Items from a figure collection
>> Start
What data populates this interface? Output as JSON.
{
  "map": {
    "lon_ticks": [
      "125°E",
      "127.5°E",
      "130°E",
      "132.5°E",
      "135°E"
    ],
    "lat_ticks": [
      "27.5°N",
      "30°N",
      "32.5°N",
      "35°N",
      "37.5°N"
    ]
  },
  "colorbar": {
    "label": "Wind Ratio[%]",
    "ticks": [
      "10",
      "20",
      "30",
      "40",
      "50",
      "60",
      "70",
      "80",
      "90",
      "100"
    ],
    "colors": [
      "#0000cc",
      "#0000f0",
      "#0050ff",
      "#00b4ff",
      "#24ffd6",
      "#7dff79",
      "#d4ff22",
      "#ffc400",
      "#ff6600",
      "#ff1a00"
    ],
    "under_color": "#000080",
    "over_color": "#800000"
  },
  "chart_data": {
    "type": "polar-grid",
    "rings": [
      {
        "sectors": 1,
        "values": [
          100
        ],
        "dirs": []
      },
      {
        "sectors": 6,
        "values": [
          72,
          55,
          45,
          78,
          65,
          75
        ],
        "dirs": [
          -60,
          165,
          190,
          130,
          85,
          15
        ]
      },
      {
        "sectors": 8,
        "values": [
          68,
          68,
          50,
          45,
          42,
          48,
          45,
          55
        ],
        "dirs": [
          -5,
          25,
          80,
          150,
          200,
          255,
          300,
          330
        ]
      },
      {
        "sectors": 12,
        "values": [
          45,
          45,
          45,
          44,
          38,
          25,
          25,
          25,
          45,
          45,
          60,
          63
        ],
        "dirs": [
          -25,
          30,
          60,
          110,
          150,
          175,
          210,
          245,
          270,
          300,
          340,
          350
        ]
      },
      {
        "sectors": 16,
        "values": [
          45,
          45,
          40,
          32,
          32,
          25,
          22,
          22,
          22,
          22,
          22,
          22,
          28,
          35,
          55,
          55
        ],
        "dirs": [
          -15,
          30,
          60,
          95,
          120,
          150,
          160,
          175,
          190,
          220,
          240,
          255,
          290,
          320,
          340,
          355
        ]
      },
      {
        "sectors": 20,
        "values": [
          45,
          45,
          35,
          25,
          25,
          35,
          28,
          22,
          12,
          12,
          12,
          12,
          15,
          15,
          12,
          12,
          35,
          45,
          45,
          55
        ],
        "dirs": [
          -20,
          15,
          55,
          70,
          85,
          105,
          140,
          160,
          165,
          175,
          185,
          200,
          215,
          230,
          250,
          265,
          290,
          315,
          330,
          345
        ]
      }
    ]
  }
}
>> End
→ **WRITTEN PROBLEM**: List the lines of the records where "sectors" occurs.

→ **RESULT OF THE TASK**:
        "sectors": 1,
        "sectors": 6,
        "sectors": 8,
        "sectors": 12,
        "sectors": 16,
        "sectors": 20,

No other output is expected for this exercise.